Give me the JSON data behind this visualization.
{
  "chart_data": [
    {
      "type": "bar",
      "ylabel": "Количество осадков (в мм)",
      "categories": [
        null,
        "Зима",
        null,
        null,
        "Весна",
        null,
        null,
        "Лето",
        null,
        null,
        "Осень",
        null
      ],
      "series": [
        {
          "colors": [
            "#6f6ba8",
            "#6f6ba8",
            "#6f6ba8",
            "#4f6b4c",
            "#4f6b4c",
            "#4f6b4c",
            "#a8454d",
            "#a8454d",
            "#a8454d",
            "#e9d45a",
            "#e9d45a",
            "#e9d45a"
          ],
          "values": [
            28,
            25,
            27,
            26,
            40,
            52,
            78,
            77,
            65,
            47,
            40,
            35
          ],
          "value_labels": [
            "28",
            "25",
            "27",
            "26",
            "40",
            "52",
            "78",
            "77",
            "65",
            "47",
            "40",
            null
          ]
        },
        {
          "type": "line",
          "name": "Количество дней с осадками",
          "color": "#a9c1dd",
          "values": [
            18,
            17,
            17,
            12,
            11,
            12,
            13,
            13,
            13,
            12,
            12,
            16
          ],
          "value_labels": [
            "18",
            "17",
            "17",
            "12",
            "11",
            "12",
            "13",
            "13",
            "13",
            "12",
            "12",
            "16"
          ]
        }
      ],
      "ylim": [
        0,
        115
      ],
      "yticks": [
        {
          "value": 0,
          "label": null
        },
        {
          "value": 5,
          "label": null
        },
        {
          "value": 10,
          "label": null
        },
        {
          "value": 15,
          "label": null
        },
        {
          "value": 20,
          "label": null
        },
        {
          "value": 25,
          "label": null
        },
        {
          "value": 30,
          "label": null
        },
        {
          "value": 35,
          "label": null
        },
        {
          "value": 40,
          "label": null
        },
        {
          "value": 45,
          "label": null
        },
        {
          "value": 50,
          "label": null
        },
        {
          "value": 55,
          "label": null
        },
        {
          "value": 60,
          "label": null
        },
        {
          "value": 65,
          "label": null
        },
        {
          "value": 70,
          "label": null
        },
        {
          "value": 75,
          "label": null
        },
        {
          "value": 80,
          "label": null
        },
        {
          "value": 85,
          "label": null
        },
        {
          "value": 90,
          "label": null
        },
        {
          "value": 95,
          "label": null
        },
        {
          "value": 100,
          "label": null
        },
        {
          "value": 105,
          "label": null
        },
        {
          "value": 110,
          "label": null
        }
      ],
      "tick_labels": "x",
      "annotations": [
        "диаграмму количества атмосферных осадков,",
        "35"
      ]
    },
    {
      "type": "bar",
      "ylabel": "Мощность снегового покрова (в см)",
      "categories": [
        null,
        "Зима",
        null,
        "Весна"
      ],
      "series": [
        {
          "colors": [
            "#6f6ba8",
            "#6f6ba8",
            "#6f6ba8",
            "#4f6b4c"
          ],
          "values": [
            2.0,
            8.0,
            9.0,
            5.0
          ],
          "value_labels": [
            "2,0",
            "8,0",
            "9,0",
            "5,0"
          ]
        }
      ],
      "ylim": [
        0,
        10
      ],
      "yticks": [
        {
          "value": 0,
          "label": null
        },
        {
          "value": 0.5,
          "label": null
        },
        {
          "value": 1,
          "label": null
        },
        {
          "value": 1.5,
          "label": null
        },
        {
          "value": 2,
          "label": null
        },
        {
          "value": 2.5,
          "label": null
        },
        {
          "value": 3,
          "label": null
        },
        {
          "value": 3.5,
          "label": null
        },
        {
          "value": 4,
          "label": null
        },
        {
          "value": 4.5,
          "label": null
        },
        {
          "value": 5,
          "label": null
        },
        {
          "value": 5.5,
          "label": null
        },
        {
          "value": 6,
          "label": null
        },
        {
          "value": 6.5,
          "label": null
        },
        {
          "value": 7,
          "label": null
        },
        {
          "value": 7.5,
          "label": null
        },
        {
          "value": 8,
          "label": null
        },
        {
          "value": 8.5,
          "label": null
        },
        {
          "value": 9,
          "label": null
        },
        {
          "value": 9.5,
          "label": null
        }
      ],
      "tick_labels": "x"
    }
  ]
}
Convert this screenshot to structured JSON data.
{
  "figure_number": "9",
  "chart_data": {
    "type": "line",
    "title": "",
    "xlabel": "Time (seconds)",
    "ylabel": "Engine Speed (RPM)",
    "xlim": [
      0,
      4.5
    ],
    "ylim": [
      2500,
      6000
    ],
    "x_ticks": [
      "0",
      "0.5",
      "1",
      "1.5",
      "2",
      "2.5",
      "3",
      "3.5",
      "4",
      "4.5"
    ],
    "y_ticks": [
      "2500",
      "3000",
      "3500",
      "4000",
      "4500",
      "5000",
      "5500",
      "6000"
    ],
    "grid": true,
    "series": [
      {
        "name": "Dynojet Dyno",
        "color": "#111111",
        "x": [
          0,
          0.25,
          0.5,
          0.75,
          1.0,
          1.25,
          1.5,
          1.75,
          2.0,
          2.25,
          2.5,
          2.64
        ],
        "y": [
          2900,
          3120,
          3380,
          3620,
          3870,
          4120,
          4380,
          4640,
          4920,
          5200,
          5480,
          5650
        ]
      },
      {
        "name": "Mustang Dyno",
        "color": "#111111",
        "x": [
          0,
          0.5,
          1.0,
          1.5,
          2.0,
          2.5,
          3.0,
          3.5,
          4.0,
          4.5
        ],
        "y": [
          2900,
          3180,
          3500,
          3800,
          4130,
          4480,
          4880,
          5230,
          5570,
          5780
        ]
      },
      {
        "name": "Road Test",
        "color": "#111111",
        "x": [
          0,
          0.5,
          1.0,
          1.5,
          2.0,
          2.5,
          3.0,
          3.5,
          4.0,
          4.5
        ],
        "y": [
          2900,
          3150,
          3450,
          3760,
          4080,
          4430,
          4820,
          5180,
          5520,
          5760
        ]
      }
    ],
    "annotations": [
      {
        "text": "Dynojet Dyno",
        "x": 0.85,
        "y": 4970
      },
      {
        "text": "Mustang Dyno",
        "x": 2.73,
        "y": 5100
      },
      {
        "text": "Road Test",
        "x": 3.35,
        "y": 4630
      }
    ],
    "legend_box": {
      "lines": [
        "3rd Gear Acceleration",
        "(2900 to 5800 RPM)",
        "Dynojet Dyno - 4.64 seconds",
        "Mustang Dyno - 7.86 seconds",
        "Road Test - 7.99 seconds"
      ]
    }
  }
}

§

• [PROBLEM REQUIREMENTS]: Repeat all of the entries exactly.

• [TASK RESPONSE]:
Give me the JSON data behind this visualization.
{
  "chart_data": [
    {
      "type": "bar",
      "ylabel": "Количество осадков (в мм)",
      "categories": [
        null,
        "Зима",
        null,
        null,
        "Весна",
        null,
        null,
        "Лето",
        null,
        null,
        "Осень",
        null
      ],
      "series": [
        {
          "colors": [
            "#6f6ba8",
            "#6f6ba8",
            "#6f6ba8",
            "#4f6b4c",
            "#4f6b4c",
            "#4f6b4c",
            "#a8454d",
            "#a8454d",
            "#a8454d",
            "#e9d45a",
            "#e9d45a",
            "#e9d45a"
          ],
          "values": [
            28,
            25,
            27,
            26,
            40,
            52,
            78,
            77,
            65,
            47,
            40,
            35
          ],
          "value_labels": [
            "28",
            "25",
            "27",
            "26",
            "40",
            "52",
            "78",
            "77",
            "65",
            "47",
            "40",
            null
          ]
        },
        {
          "type": "line",
          "name": "Количество дней с осадками",
          "color": "#a9c1dd",
          "values": [
            18,
            17,
            17,
            12,
            11,
            12,
            13,
            13,
            13,
            12,
            12,
            16
          ],
          "value_labels": [
            "18",
            "17",
            "17",
            "12",
            "11",
            "12",
            "13",
            "13",
            "13",
            "12",
            "12",
            "16"
          ]
        }
      ],
      "ylim": [
        0,
        115
      ],
      "yticks": [
        {
          "value": 0,
          "label": null
        },
        {
          "value": 5,
          "label": null
        },
        {
          "value": 10,
          "label": null
        },
        {
          "value": 15,
          "label": null
        },
        {
          "value": 20,
          "label": null
        },
        {
          "value": 25,
          "label": null
        },
        {
          "value": 30,
          "label": null
        },
        {
          "value": 35,
          "label": null
        },
        {
          "value": 40,
          "label": null
        },
        {
          "value": 45,
          "label": null
        },
        {
          "value": 50,
          "label": null
        },
        {
          "value": 55,
          "label": null
        },
        {
          "value": 60,
          "label": null
        },
        {
          "value": 65,
          "label": null
        },
        {
          "value": 70,
          "label": null
        },
        {
          "value": 75,
          "label": null
        },
        {
          "value": 80,
          "label": null
        },
        {
          "value": 85,
          "label": null
        },
        {
          "value": 90,
          "label": null
        },
        {
          "value": 95,
          "label": null
        },
        {
          "value": 100,
          "label": null
        },
        {
          "value": 105,
          "label": null
        },
        {
          "value": 110,
          "label": null
        }
      ],
      "tick_labels": "x",
      "annotations": [
        "диаграмму количества атмосферных осадков,",
        "35"
      ]
    },
    {
      "type": "bar",
      "ylabel": "Мощность снегового покрова (в см)",
      "categories": [
        null,
        "Зима",
        null,
        "Весна"
      ],
      "series": [
        {
          "colors": [
            "#6f6ba8",
            "#6f6ba8",
            "#6f6ba8",
            "#4f6b4c"
          ],
          "values": [
            2.0,
            8.0,
            9.0,
            5.0
          ],
          "value_labels": [
            "2,0",
            "8,0",
            "9,0",
            "5,0"
          ]
        }
      ],
      "ylim": [
        0,
        10
      ],
      "yticks": [
        {
          "value": 0,
          "label": null
        },
        {
          "value": 0.5,
          "label": null
        },
        {
          "value": 1,
          "label": null
        },
        {
          "value": 1.5,
          "label": null
        },
        {
          "value": 2,
          "label": null
        },
        {
          "value": 2.5,
          "label": null
        },
        {
          "value": 3,
          "label": null
        },
        {
          "value": 3.5,
          "label": null
        },
        {
          "value": 4,
          "label": null
        },
        {
          "value": 4.5,
          "label": null
        },
        {
          "value": 5,
          "label": null
        },
        {
          "value": 5.5,
          "label": null
        },
        {
          "value": 6,
          "label": null
        },
        {
          "value": 6.5,
          "label": null
        },
        {
          "value": 7,
          "label": null
        },
        {
          "value": 7.5,
          "label": null
        },
        {
          "value": 8,
          "label": null
        },
        {
          "value": 8.5,
          "label": null
        },
        {
          "value": 9,
          "label": null
        },
        {
          "value": 9.5,
          "label": null
        }
      ],
      "tick_labels": "x"
    }
  ]
}
Convert this screenshot to structured JSON data.
{
  "figure_number": "9",
  "chart_data": {
    "type": "line",
    "title": "",
    "xlabel": "Time (seconds)",
    "ylabel": "Engine Speed (RPM)",
    "xlim": [
      0,
      4.5
    ],
    "ylim": [
      2500,
      6000
    ],
    "x_ticks": [
      "0",
      "0.5",
      "1",
      "1.5",
      "2",
      "2.5",
      "3",
      "3.5",
      "4",
      "4.5"
    ],
    "y_ticks": [
      "2500",
      "3000",
      "3500",
      "4000",
      "4500",
      "5000",
      "5500",
      "6000"
    ],
    "grid": true,
    "series": [
      {
        "name": "Dynojet Dyno",
        "color": "#111111",
        "x": [
          0,
          0.25,
          0.5,
          0.75,
          1.0,
          1.25,
          1.5,
          1.75,
          2.0,
          2.25,
          2.5,
          2.64
        ],
        "y": [
          2900,
          3120,
          3380,
          3620,
          3870,
          4120,
          4380,
          4640,
          4920,
          5200,
          5480,
          5650
        ]
      },
      {
        "name": "Mustang Dyno",
        "color": "#111111",
        "x": [
          0,
          0.5,
          1.0,
          1.5,
          2.0,
          2.5,
          3.0,
          3.5,
          4.0,
          4.5
        ],
        "y": [
          2900,
          3180,
          3500,
          3800,
          4130,
          4480,
          4880,
          5230,
          5570,
          5780
        ]
      },
      {
        "name": "Road Test",
        "color": "#111111",
        "x": [
          0,
          0.5,
          1.0,
          1.5,
          2.0,
          2.5,
          3.0,
          3.5,
          4.0,
          4.5
        ],
        "y": [
          2900,
          3150,
          3450,
          3760,
          4080,
          4430,
          4820,
          5180,
          5520,
          5760
        ]
      }
    ],
    "annotations": [
      {
        "text": "Dynojet Dyno",
        "x": 0.85,
        "y": 4970
      },
      {
        "text": "Mustang Dyno",
        "x": 2.73,
        "y": 5100
      },
      {
        "text": "Road Test",
        "x": 3.35,
        "y": 4630
      }
    ],
    "legend_box": {
      "lines": [
        "3rd Gear Acceleration",
        "(2900 to 5800 RPM)",
        "Dynojet Dyno - 4.64 seconds",
        "Mustang Dyno - 7.86 seconds",
        "Road Test - 7.99 seconds"
      ]
    }
  }
}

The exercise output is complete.